(Recorded data)
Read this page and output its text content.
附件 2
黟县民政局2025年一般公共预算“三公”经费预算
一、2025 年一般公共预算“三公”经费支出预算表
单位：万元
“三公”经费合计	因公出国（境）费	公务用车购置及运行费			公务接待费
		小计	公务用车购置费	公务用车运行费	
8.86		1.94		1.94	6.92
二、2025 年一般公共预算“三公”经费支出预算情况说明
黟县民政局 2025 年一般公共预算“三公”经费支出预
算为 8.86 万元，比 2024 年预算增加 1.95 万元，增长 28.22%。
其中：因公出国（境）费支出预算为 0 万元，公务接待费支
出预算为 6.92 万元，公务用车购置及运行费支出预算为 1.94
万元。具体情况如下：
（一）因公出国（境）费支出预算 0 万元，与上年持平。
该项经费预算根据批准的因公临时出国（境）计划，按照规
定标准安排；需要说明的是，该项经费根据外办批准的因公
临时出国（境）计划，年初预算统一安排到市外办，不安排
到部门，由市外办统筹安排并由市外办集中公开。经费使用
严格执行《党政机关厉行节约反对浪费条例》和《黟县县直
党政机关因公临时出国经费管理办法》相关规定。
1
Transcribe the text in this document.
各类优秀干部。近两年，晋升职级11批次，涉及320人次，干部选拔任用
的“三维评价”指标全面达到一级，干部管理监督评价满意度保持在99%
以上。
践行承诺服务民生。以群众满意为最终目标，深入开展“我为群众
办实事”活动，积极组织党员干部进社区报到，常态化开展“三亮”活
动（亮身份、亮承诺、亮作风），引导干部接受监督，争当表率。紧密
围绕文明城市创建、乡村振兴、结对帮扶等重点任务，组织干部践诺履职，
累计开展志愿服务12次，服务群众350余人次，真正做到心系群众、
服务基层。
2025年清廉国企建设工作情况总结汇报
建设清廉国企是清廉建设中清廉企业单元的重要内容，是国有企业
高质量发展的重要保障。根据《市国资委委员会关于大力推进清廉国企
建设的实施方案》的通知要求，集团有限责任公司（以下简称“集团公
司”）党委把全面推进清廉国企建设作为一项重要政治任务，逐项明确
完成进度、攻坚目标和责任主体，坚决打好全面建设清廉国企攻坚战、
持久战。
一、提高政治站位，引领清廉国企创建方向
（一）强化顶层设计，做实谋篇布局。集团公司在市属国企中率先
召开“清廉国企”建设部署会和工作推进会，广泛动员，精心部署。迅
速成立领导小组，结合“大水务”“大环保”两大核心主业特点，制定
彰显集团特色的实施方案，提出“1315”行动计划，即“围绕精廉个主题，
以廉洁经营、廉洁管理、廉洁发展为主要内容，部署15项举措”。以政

- [Stated task]
Retype the records in full. Keep every line identical to the original.

- [Task solution]
Read this page and output its text content.
附件 2
黟县民政局2025年一般公共预算“三公”经费预算
一、2025 年一般公共预算“三公”经费支出预算表
单位：万元
“三公”经费合计	因公出国（境）费	公务用车购置及运行费			公务接待费
		小计	公务用车购置费	公务用车运行费	
8.86		1.94		1.94	6.92
二、2025 年一般公共预算“三公”经费支出预算情况说明
黟县民政局 2025 年一般公共预算“三公”经费支出预
算为 8.86 万元，比 2024 年预算增加 1.95 万元，增长 28.22%。
其中：因公出国（境）费支出预算为 0 万元，公务接待费支
出预算为 6.92 万元，公务用车购置及运行费支出预算为 1.94
万元。具体情况如下：
（一）因公出国（境）费支出预算 0 万元，与上年持平。
该项经费预算根据批准的因公临时出国（境）计划，按照规
定标准安排；需要说明的是，该项经费根据外办批准的因公
临时出国（境）计划，年初预算统一安排到市外办，不安排
到部门，由市外办统筹安排并由市外办集中公开。经费使用
严格执行《党政机关厉行节约反对浪费条例》和《黟县县直
党政机关因公临时出国经费管理办法》相关规定。
1
Transcribe the text in this document.
各类优秀干部。近两年，晋升职级11批次，涉及320人次，干部选拔任用
的“三维评价”指标全面达到一级，干部管理监督评价满意度保持在99%
以上。
践行承诺服务民生。以群众满意为最终目标，深入开展“我为群众
办实事”活动，积极组织党员干部进社区报到，常态化开展“三亮”活
动（亮身份、亮承诺、亮作风），引导干部接受监督，争当表率。紧密
围绕文明城市创建、乡村振兴、结对帮扶等重点任务，组织干部践诺履职，
累计开展志愿服务12次，服务群众350余人次，真正做到心系群众、
服务基层。
2025年清廉国企建设工作情况总结汇报
建设清廉国企是清廉建设中清廉企业单元的重要内容，是国有企业
高质量发展的重要保障。根据《市国资委委员会关于大力推进清廉国企
建设的实施方案》的通知要求，集团有限责任公司（以下简称“集团公
司”）党委把全面推进清廉国企建设作为一项重要政治任务，逐项明确
完成进度、攻坚目标和责任主体，坚决打好全面建设清廉国企攻坚战、
持久战。
一、提高政治站位，引领清廉国企创建方向
（一）强化顶层设计，做实谋篇布局。集团公司在市属国企中率先
召开“清廉国企”建设部署会和工作推进会，广泛动员，精心部署。迅
速成立领导小组，结合“大水务”“大环保”两大核心主业特点，制定
彰显集团特色的实施方案，提出“1315”行动计划，即“围绕精廉个主题，
以廉洁经营、廉洁管理、廉洁发展为主要内容，部署15项举措”。以政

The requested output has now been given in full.